Dataset entries on figures:
######
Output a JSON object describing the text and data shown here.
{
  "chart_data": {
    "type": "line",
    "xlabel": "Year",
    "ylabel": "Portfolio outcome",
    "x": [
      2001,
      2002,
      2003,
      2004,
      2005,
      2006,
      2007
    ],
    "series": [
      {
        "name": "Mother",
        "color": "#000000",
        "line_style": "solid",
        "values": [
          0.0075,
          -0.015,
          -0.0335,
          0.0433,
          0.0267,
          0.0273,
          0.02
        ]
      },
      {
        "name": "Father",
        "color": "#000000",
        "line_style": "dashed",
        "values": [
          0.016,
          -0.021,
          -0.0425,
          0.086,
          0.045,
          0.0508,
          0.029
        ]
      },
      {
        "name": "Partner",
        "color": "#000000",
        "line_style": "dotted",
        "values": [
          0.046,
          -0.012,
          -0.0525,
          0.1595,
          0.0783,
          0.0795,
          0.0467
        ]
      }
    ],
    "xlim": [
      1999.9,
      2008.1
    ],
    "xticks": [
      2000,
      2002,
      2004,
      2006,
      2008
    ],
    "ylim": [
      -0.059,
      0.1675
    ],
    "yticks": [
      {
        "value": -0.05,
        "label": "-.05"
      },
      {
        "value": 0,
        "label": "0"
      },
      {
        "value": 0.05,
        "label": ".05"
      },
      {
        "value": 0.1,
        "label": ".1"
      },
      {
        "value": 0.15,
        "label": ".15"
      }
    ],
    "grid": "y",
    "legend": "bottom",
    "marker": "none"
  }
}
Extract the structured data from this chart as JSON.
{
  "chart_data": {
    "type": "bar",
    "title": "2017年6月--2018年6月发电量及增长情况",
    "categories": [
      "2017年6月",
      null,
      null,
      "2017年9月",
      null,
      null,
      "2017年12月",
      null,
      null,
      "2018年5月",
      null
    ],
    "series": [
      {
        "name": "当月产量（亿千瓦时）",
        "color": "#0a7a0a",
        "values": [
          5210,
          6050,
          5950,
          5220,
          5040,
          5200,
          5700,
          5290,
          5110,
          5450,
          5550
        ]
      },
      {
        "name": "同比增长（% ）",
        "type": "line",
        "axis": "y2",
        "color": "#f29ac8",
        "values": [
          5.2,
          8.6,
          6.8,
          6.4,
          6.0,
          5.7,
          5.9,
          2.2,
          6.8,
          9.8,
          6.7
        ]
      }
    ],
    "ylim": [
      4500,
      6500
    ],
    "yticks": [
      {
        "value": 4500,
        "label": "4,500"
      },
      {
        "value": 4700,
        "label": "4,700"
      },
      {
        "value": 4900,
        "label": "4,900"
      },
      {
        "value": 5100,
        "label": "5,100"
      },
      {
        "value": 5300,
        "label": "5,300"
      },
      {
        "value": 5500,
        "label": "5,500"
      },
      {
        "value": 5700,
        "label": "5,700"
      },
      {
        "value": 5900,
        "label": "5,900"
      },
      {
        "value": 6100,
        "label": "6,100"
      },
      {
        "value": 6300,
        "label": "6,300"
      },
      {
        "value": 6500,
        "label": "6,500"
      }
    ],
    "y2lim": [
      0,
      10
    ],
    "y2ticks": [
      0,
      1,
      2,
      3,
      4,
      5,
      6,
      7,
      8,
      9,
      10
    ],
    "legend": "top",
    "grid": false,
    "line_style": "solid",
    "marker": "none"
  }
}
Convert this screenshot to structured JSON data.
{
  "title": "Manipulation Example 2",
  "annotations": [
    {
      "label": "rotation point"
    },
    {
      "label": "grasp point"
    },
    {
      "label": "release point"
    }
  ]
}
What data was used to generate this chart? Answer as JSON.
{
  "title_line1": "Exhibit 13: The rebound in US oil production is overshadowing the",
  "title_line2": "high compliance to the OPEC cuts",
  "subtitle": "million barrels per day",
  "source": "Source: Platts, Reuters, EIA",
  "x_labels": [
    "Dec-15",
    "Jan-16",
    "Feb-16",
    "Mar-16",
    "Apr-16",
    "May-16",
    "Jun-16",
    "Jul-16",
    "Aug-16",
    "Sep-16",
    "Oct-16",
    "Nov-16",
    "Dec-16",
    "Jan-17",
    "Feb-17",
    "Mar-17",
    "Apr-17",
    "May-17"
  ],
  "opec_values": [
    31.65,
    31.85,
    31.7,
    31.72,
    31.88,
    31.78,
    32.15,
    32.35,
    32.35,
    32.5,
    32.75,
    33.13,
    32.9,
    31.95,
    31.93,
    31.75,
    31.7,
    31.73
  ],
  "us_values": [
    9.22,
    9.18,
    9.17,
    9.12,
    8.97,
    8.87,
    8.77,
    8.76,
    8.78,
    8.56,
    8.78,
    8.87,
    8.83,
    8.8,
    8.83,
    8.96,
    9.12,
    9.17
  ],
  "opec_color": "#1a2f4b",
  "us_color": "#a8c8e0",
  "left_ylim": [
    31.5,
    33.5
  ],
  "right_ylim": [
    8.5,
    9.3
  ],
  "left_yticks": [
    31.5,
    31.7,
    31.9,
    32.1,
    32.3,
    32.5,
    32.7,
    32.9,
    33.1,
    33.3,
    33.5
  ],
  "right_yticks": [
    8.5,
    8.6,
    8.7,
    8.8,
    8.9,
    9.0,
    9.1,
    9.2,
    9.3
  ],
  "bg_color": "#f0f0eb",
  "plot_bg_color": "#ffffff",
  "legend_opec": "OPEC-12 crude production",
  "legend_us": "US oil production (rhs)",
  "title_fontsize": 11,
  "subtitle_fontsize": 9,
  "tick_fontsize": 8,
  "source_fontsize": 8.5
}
######
Quote the entire listing above exactly.

Output a JSON object describing the text and data shown here.
{
  "chart_data": {
    "type": "line",
    "xlabel": "Year",
    "ylabel": "Portfolio outcome",
    "x": [
      2001,
      2002,
      2003,
      2004,
      2005,
      2006,
      2007
    ],
    "series": [
      {
        "name": "Mother",
        "color": "#000000",
        "line_style": "solid",
        "values": [
          0.0075,
          -0.015,
          -0.0335,
          0.0433,
          0.0267,
          0.0273,
          0.02
        ]
      },
      {
        "name": "Father",
        "color": "#000000",
        "line_style": "dashed",
        "values": [
          0.016,
          -0.021,
          -0.0425,
          0.086,
          0.045,
          0.0508,
          0.029
        ]
      },
      {
        "name": "Partner",
        "color": "#000000",
        "line_style": "dotted",
        "values": [
          0.046,
          -0.012,
          -0.0525,
          0.1595,
          0.0783,
          0.0795,
          0.0467
        ]
      }
    ],
    "xlim": [
      1999.9,
      2008.1
    ],
    "xticks": [
      2000,
      2002,
      2004,
      2006,
      2008
    ],
    "ylim": [
      -0.059,
      0.1675
    ],
    "yticks": [
      {
        "value": -0.05,
        "label": "-.05"
      },
      {
        "value": 0,
        "label": "0"
      },
      {
        "value": 0.05,
        "label": ".05"
      },
      {
        "value": 0.1,
        "label": ".1"
      },
      {
        "value": 0.15,
        "label": ".15"
      }
    ],
    "grid": "y",
    "legend": "bottom",
    "marker": "none"
  }
}
Extract the structured data from this chart as JSON.
{
  "chart_data": {
    "type": "bar",
    "title": "2017年6月--2018年6月发电量及增长情况",
    "categories": [
      "2017年6月",
      null,
      null,
      "2017年9月",
      null,
      null,
      "2017年12月",
      null,
      null,
      "2018年5月",
      null
    ],
    "series": [
      {
        "name": "当月产量（亿千瓦时）",
        "color": "#0a7a0a",
        "values": [
          5210,
          6050,
          5950,
          5220,
          5040,
          5200,
          5700,
          5290,
          5110,
          5450,
          5550
        ]
      },
      {
        "name": "同比增长（% ）",
        "type": "line",
        "axis": "y2",
        "color": "#f29ac8",
        "values": [
          5.2,
          8.6,
          6.8,
          6.4,
          6.0,
          5.7,
          5.9,
          2.2,
          6.8,
          9.8,
          6.7
        ]
      }
    ],
    "ylim": [
      4500,
      6500
    ],
    "yticks": [
      {
        "value": 4500,
        "label": "4,500"
      },
      {
        "value": 4700,
        "label": "4,700"
      },
      {
        "value": 4900,
        "label": "4,900"
      },
      {
        "value": 5100,
        "label": "5,100"
      },
      {
        "value": 5300,
        "label": "5,300"
      },
      {
        "value": 5500,
        "label": "5,500"
      },
      {
        "value": 5700,
        "label": "5,700"
      },
      {
        "value": 5900,
        "label": "5,900"
      },
      {
        "value": 6100,
        "label": "6,100"
      },
      {
        "value": 6300,
        "label": "6,300"
      },
      {
        "value": 6500,
        "label": "6,500"
      }
    ],
    "y2lim": [
      0,
      10
    ],
    "y2ticks": [
      0,
      1,
      2,
      3,
      4,
      5,
      6,
      7,
      8,
      9,
      10
    ],
    "legend": "top",
    "grid": false,
    "line_style": "solid",
    "marker": "none"
  }
}
Convert this screenshot to structured JSON data.
{
  "title": "Manipulation Example 2",
  "annotations": [
    {
      "label": "rotation point"
    },
    {
      "label": "grasp point"
    },
    {
      "label": "release point"
    }
  ]
}
What data was used to generate this chart? Answer as JSON.
{
  "title_line1": "Exhibit 13: The rebound in US oil production is overshadowing the",
  "title_line2": "high compliance to the OPEC cuts",
  "subtitle": "million barrels per day",
  "source": "Source: Platts, Reuters, EIA",
  "x_labels": [
    "Dec-15",
    "Jan-16",
    "Feb-16",
    "Mar-16",
    "Apr-16",
    "May-16",
    "Jun-16",
    "Jul-16",
    "Aug-16",
    "Sep-16",
    "Oct-16",
    "Nov-16",
    "Dec-16",
    "Jan-17",
    "Feb-17",
    "Mar-17",
    "Apr-17",
    "May-17"
  ],
  "opec_values": [
    31.65,
    31.85,
    31.7,
    31.72,
    31.88,
    31.78,
    32.15,
    32.35,
    32.35,
    32.5,
    32.75,
    33.13,
    32.9,
    31.95,
    31.93,
    31.75,
    31.7,
    31.73
  ],
  "us_values": [
    9.22,
    9.18,
    9.17,
    9.12,
    8.97,
    8.87,
    8.77,
    8.76,
    8.78,
    8.56,
    8.78,
    8.87,
    8.83,
    8.8,
    8.83,
    8.96,
    9.12,
    9.17
  ],
  "opec_color": "#1a2f4b",
  "us_color": "#a8c8e0",
  "left_ylim": [
    31.5,
    33.5
  ],
  "right_ylim": [
    8.5,
    9.3
  ],
  "left_yticks": [
    31.5,
    31.7,
    31.9,
    32.1,
    32.3,
    32.5,
    32.7,
    32.9,
    33.1,
    33.3,
    33.5
  ],
  "right_yticks": [
    8.5,
    8.6,
    8.7,
    8.8,
    8.9,
    9.0,
    9.1,
    9.2,
    9.3
  ],
  "bg_color": "#f0f0eb",
  "plot_bg_color": "#ffffff",
  "legend_opec": "OPEC-12 crude production",
  "legend_us": "US oil production (rhs)",
  "title_fontsize": 11,
  "subtitle_fontsize": 9,
  "tick_fontsize": 8,
  "source_fontsize": 8.5
}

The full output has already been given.